Dataset rows:
════════
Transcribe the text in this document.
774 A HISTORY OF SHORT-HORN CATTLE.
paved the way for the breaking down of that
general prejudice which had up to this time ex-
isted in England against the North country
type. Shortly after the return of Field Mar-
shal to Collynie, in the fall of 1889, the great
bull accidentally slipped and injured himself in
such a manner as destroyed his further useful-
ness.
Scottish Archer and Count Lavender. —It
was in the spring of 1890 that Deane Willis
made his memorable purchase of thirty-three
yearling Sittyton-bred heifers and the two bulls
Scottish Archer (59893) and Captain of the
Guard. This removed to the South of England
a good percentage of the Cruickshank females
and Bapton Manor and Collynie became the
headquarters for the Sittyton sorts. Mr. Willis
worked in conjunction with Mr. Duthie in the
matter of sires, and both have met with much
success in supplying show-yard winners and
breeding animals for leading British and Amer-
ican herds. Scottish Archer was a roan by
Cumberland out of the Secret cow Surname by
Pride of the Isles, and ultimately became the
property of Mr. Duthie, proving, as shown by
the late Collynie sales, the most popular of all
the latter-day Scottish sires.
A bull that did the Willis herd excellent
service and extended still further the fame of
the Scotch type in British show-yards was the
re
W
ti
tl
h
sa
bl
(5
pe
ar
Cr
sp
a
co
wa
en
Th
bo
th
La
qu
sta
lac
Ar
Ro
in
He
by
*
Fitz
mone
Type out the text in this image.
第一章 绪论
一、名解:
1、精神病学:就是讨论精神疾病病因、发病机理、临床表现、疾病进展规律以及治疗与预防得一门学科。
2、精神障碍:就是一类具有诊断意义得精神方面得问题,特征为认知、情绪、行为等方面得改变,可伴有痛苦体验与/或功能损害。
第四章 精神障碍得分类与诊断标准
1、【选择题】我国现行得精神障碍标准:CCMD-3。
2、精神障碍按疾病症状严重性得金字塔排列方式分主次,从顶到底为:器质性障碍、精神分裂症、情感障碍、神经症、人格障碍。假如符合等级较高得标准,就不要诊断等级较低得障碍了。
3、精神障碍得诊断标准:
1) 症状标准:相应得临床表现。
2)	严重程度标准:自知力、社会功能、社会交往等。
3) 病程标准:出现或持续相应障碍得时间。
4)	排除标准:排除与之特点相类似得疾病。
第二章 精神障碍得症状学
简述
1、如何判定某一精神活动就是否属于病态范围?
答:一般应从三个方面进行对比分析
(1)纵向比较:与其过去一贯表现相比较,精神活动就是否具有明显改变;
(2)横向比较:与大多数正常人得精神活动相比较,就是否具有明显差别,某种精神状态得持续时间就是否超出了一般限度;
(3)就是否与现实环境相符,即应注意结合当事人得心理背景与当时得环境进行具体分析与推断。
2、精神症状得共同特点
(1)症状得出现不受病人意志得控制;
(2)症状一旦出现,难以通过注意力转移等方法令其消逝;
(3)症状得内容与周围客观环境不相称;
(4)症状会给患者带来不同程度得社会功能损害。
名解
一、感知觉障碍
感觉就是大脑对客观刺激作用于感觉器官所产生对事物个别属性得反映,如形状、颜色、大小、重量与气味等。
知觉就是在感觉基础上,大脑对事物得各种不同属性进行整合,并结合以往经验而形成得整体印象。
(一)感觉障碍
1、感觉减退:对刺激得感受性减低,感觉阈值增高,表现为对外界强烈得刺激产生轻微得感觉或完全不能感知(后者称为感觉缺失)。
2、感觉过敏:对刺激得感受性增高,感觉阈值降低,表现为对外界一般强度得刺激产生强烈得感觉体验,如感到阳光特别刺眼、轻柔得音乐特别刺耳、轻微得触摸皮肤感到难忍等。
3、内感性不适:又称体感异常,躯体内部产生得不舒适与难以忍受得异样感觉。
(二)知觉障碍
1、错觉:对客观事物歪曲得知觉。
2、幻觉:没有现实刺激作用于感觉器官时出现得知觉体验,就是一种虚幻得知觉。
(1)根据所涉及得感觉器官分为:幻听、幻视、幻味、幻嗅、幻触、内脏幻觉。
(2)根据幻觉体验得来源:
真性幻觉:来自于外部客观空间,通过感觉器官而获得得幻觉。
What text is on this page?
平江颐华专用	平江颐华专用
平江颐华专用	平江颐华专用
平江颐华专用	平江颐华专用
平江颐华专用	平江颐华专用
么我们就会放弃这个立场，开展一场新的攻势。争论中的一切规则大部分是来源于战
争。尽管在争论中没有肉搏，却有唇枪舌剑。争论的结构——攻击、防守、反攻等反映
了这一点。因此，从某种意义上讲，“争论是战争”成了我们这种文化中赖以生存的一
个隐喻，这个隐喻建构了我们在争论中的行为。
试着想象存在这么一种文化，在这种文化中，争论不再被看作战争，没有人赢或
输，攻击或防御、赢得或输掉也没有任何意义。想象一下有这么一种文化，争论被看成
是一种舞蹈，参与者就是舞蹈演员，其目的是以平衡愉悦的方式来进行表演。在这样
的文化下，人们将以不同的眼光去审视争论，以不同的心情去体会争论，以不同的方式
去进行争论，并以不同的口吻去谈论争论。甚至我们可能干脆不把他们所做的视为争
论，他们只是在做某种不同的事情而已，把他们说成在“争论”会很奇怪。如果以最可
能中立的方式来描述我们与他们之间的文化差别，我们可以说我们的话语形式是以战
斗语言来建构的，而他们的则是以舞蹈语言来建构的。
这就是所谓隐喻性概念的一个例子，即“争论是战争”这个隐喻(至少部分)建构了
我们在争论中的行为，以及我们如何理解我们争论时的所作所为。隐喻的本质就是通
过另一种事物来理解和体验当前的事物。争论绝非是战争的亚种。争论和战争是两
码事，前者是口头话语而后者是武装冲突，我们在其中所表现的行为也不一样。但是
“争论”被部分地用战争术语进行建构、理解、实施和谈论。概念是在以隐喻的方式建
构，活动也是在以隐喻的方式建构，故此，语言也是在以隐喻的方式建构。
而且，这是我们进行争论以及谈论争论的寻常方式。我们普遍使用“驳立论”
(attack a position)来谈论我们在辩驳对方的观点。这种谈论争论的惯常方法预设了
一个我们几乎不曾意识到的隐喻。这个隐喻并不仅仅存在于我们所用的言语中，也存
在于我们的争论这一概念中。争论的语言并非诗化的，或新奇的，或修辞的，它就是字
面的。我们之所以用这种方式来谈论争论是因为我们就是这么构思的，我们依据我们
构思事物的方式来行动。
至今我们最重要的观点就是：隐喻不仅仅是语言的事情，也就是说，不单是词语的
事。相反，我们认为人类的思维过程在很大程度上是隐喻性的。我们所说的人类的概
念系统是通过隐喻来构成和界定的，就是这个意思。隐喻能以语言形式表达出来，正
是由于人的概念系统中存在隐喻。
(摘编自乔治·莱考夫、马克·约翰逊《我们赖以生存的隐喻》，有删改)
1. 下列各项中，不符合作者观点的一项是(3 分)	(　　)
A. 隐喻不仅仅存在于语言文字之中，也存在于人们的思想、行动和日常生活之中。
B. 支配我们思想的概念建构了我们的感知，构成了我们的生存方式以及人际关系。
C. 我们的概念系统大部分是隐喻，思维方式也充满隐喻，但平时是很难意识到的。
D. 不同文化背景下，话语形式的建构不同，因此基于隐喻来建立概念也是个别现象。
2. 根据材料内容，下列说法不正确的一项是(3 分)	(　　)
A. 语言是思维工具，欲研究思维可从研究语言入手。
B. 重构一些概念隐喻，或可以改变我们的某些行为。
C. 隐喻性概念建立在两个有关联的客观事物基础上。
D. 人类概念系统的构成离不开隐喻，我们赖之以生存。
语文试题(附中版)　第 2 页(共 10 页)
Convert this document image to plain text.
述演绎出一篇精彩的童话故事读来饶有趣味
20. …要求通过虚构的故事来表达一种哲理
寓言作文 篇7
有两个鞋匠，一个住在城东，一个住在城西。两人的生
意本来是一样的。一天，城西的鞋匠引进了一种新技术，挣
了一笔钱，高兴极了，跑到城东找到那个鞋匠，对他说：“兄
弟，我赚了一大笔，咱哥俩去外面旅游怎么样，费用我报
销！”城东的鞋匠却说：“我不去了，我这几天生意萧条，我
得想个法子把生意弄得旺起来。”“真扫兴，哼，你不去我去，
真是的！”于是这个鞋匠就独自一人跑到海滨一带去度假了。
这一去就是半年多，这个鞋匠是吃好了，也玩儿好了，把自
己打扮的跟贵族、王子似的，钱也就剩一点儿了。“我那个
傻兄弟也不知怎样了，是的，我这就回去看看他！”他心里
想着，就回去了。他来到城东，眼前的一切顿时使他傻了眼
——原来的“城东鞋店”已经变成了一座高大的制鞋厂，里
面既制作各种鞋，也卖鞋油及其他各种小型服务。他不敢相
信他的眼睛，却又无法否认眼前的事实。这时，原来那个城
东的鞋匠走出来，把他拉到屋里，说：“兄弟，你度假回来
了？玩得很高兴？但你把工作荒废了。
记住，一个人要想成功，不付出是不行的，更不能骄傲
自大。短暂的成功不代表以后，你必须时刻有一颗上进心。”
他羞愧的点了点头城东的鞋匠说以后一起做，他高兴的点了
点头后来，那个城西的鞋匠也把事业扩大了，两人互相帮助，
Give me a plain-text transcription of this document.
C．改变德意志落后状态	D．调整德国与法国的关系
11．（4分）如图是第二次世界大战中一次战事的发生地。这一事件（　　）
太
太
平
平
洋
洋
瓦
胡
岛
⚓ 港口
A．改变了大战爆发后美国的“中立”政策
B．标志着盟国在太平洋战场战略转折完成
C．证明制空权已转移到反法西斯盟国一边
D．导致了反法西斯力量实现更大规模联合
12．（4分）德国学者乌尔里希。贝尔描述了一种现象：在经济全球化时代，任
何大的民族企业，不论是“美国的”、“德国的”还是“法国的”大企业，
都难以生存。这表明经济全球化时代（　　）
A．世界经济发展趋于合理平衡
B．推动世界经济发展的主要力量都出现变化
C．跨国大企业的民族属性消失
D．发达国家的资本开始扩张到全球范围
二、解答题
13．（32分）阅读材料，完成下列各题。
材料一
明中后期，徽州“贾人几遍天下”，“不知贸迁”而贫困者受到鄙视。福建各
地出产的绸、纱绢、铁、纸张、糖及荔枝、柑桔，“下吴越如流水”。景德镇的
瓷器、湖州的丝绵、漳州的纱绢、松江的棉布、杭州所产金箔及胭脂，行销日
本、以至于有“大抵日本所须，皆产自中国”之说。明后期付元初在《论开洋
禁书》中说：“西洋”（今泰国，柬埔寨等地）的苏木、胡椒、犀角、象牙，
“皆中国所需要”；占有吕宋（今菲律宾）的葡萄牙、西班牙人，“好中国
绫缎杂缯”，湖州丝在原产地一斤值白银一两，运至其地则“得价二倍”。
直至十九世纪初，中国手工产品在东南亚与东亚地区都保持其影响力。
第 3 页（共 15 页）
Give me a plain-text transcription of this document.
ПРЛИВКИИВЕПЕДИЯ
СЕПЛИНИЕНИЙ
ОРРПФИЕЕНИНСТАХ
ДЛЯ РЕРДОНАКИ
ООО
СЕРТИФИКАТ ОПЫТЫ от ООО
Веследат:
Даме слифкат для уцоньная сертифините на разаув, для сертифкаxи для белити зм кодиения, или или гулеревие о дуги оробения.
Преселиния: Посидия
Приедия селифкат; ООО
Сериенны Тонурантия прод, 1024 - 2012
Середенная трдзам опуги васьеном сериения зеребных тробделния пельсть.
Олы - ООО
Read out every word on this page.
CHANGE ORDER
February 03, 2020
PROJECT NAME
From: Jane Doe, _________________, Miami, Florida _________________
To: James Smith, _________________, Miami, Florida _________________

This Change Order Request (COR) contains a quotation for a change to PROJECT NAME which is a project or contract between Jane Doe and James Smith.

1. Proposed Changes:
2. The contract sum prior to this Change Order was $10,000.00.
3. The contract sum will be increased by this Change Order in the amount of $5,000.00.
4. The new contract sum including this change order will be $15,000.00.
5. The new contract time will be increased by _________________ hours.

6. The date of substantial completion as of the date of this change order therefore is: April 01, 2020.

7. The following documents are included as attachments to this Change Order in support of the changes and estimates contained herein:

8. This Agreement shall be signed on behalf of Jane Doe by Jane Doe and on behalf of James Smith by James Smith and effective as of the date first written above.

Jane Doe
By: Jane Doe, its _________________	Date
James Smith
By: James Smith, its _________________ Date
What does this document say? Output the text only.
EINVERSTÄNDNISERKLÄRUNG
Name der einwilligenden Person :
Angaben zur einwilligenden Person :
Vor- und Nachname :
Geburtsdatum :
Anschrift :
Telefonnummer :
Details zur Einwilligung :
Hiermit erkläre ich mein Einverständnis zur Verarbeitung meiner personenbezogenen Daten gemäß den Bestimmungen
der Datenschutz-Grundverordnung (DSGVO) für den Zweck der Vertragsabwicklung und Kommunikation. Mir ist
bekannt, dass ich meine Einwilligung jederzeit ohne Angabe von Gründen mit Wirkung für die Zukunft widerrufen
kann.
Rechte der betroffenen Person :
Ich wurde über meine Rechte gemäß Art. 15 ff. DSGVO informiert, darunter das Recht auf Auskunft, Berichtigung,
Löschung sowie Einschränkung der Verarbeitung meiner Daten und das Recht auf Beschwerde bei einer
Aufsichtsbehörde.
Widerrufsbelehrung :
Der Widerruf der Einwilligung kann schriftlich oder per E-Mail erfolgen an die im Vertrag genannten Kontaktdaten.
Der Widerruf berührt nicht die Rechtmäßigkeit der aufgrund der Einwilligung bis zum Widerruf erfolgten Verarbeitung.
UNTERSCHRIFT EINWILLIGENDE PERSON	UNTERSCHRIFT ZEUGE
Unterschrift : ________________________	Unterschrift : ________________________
════════
## Description of the task
From the data, pick out every line that includes "Scottish".

## The solution
Scottish Archer and Count Lavender. —It
Scottish Archer (59893) and Captain of the
ican herds. Scottish Archer was a roan by
the latter-day Scottish sires.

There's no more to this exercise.